— TASK BRIEF —
Using the data below, repeat all of it precisely.

-- INPUT FOR THIS TASK start --

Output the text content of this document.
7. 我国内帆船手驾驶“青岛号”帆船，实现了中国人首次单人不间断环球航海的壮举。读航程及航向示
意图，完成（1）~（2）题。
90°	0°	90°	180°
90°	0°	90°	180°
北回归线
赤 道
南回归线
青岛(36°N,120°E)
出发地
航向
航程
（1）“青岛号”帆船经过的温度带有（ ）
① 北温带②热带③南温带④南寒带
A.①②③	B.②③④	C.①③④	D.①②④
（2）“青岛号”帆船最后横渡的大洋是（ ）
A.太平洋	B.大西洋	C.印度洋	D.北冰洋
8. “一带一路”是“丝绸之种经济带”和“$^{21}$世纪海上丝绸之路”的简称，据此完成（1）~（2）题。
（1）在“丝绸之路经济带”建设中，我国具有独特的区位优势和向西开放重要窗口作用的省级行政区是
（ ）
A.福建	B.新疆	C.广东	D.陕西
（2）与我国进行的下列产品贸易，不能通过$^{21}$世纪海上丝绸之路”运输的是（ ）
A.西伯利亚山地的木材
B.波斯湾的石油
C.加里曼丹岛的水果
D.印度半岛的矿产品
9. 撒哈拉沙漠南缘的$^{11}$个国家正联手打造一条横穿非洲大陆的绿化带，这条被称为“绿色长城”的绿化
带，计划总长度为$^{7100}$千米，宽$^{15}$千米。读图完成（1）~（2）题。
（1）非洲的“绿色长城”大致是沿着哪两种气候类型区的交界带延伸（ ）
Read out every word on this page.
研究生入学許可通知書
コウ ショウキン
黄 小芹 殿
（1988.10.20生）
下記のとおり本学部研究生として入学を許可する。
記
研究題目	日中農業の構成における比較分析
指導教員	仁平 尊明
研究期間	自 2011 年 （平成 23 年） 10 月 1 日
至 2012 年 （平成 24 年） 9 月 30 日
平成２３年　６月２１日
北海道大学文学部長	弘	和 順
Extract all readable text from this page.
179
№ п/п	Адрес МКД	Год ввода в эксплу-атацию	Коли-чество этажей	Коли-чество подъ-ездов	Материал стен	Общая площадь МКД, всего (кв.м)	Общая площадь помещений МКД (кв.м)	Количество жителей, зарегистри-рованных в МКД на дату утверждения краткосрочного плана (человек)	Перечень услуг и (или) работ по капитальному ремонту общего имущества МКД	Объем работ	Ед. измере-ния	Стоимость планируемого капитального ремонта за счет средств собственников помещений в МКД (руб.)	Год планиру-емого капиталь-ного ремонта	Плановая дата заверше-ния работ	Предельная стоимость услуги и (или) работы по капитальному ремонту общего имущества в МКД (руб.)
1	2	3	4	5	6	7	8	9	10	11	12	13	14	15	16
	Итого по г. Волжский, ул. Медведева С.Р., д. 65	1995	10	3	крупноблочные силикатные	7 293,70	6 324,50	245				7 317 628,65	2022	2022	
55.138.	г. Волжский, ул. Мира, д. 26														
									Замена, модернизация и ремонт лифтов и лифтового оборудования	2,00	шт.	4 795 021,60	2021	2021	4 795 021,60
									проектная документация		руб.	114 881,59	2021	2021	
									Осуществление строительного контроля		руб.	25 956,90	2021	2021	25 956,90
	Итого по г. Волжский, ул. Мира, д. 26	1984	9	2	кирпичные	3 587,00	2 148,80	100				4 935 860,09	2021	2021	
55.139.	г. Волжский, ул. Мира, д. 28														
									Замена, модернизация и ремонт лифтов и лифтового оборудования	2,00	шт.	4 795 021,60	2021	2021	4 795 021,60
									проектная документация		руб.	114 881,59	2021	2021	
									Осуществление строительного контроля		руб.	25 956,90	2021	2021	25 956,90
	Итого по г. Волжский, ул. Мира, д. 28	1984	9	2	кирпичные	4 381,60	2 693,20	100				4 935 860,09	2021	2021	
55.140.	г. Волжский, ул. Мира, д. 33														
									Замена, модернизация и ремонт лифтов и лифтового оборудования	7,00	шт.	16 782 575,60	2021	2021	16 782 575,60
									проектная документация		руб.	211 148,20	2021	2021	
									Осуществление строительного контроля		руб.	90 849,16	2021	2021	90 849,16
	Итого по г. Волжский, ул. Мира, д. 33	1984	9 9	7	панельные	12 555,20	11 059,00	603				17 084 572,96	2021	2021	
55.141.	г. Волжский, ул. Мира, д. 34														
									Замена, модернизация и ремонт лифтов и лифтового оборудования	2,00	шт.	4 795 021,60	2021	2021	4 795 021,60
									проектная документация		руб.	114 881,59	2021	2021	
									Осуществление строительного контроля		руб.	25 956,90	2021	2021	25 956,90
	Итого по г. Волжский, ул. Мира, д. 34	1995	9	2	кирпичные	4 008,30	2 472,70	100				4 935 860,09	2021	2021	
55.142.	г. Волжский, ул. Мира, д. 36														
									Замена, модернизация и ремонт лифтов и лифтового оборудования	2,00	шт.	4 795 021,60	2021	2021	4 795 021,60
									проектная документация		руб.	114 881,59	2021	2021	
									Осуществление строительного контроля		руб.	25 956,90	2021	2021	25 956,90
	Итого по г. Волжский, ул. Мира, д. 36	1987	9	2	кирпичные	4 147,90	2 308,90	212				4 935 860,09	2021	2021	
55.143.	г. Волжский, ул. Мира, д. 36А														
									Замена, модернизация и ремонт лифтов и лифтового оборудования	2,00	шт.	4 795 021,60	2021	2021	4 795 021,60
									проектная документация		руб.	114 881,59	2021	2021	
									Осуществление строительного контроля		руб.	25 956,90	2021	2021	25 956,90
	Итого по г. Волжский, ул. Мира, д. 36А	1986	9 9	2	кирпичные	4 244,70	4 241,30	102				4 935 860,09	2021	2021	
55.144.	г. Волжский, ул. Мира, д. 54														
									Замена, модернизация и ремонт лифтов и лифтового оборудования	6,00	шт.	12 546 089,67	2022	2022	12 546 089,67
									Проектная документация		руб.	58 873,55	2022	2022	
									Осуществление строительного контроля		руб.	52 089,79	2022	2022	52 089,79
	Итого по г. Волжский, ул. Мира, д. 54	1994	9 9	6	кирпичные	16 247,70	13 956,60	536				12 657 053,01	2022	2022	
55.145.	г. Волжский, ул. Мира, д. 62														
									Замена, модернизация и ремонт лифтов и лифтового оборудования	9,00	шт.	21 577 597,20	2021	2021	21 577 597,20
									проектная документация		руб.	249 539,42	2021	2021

-- INPUT FOR THIS TASK end --

— SOLUTION FOR THIS EXERCISE —
Output the text content of this document.
7. 我国内帆船手驾驶“青岛号”帆船，实现了中国人首次单人不间断环球航海的壮举。读航程及航向示
意图，完成（1）~（2）题。
90°	0°	90°	180°
90°	0°	90°	180°
北回归线
赤 道
南回归线
青岛(36°N,120°E)
出发地
航向
航程
（1）“青岛号”帆船经过的温度带有（ ）
① 北温带②热带③南温带④南寒带
A.①②③	B.②③④	C.①③④	D.①②④
（2）“青岛号”帆船最后横渡的大洋是（ ）
A.太平洋	B.大西洋	C.印度洋	D.北冰洋
8. “一带一路”是“丝绸之种经济带”和“$^{21}$世纪海上丝绸之路”的简称，据此完成（1）~（2）题。
（1）在“丝绸之路经济带”建设中，我国具有独特的区位优势和向西开放重要窗口作用的省级行政区是
（ ）
A.福建	B.新疆	C.广东	D.陕西
（2）与我国进行的下列产品贸易，不能通过$^{21}$世纪海上丝绸之路”运输的是（ ）
A.西伯利亚山地的木材
B.波斯湾的石油
C.加里曼丹岛的水果
D.印度半岛的矿产品
9. 撒哈拉沙漠南缘的$^{11}$个国家正联手打造一条横穿非洲大陆的绿化带，这条被称为“绿色长城”的绿化
带，计划总长度为$^{7100}$千米，宽$^{15}$千米。读图完成（1）~（2）题。
（1）非洲的“绿色长城”大致是沿着哪两种气候类型区的交界带延伸（ ）
Read out every word on this page.
研究生入学許可通知書
コウ ショウキン
黄 小芹 殿
（1988.10.20生）
下記のとおり本学部研究生として入学を許可する。
記
研究題目	日中農業の構成における比較分析
指導教員	仁平 尊明
研究期間	自 2011 年 （平成 23 年） 10 月 1 日
至 2012 年 （平成 24 年） 9 月 30 日
平成２３年　６月２１日
北海道大学文学部長	弘	和 順
Extract all readable text from this page.
179
№ п/п	Адрес МКД	Год ввода в эксплу-атацию	Коли-чество этажей	Коли-чество подъ-ездов	Материал стен	Общая площадь МКД, всего (кв.м)	Общая площадь помещений МКД (кв.м)	Количество жителей, зарегистри-рованных в МКД на дату утверждения краткосрочного плана (человек)	Перечень услуг и (или) работ по капитальному ремонту общего имущества МКД	Объем работ	Ед. измере-ния	Стоимость планируемого капитального ремонта за счет средств собственников помещений в МКД (руб.)	Год планиру-емого капиталь-ного ремонта	Плановая дата заверше-ния работ	Предельная стоимость услуги и (или) работы по капитальному ремонту общего имущества в МКД (руб.)
1	2	3	4	5	6	7	8	9	10	11	12	13	14	15	16
	Итого по г. Волжский, ул. Медведева С.Р., д. 65	1995	10	3	крупноблочные силикатные	7 293,70	6 324,50	245				7 317 628,65	2022	2022	
55.138.	г. Волжский, ул. Мира, д. 26														
									Замена, модернизация и ремонт лифтов и лифтового оборудования	2,00	шт.	4 795 021,60	2021	2021	4 795 021,60
									проектная документация		руб.	114 881,59	2021	2021	
									Осуществление строительного контроля		руб.	25 956,90	2021	2021	25 956,90
	Итого по г. Волжский, ул. Мира, д. 26	1984	9	2	кирпичные	3 587,00	2 148,80	100				4 935 860,09	2021	2021	
55.139.	г. Волжский, ул. Мира, д. 28														
									Замена, модернизация и ремонт лифтов и лифтового оборудования	2,00	шт.	4 795 021,60	2021	2021	4 795 021,60
									проектная документация		руб.	114 881,59	2021	2021	
									Осуществление строительного контроля		руб.	25 956,90	2021	2021	25 956,90
	Итого по г. Волжский, ул. Мира, д. 28	1984	9	2	кирпичные	4 381,60	2 693,20	100				4 935 860,09	2021	2021	
55.140.	г. Волжский, ул. Мира, д. 33														
									Замена, модернизация и ремонт лифтов и лифтового оборудования	7,00	шт.	16 782 575,60	2021	2021	16 782 575,60
									проектная документация		руб.	211 148,20	2021	2021	
									Осуществление строительного контроля		руб.	90 849,16	2021	2021	90 849,16
	Итого по г. Волжский, ул. Мира, д. 33	1984	9 9	7	панельные	12 555,20	11 059,00	603				17 084 572,96	2021	2021	
55.141.	г. Волжский, ул. Мира, д. 34														
									Замена, модернизация и ремонт лифтов и лифтового оборудования	2,00	шт.	4 795 021,60	2021	2021	4 795 021,60
									проектная документация		руб.	114 881,59	2021	2021	
									Осуществление строительного контроля		руб.	25 956,90	2021	2021	25 956,90
	Итого по г. Волжский, ул. Мира, д. 34	1995	9	2	кирпичные	4 008,30	2 472,70	100				4 935 860,09	2021	2021	
55.142.	г. Волжский, ул. Мира, д. 36														
									Замена, модернизация и ремонт лифтов и лифтового оборудования	2,00	шт.	4 795 021,60	2021	2021	4 795 021,60
									проектная документация		руб.	114 881,59	2021	2021	
									Осуществление строительного контроля		руб.	25 956,90	2021	2021	25 956,90
	Итого по г. Волжский, ул. Мира, д. 36	1987	9	2	кирпичные	4 147,90	2 308,90	212				4 935 860,09	2021	2021	
55.143.	г. Волжский, ул. Мира, д. 36А														
									Замена, модернизация и ремонт лифтов и лифтового оборудования	2,00	шт.	4 795 021,60	2021	2021	4 795 021,60
									проектная документация		руб.	114 881,59	2021	2021	
									Осуществление строительного контроля		руб.	25 956,90	2021	2021	25 956,90
	Итого по г. Волжский, ул. Мира, д. 36А	1986	9 9	2	кирпичные	4 244,70	4 241,30	102				4 935 860,09	2021	2021	
55.144.	г. Волжский, ул. Мира, д. 54														
									Замена, модернизация и ремонт лифтов и лифтового оборудования	6,00	шт.	12 546 089,67	2022	2022	12 546 089,67
									Проектная документация		руб.	58 873,55	2022	2022	
									Осуществление строительного контроля		руб.	52 089,79	2022	2022	52 089,79
	Итого по г. Волжский, ул. Мира, д. 54	1994	9 9	6	кирпичные	16 247,70	13 956,60	536				12 657 053,01	2022	2022	
55.145.	г. Волжский, ул. Мира, д. 62														
									Замена, модернизация и ремонт лифтов и лифтового оборудования	9,00	шт.	21 577 597,20	2021	2021	21 577 597,20
									проектная документация		руб.	249 539,42	2021	2021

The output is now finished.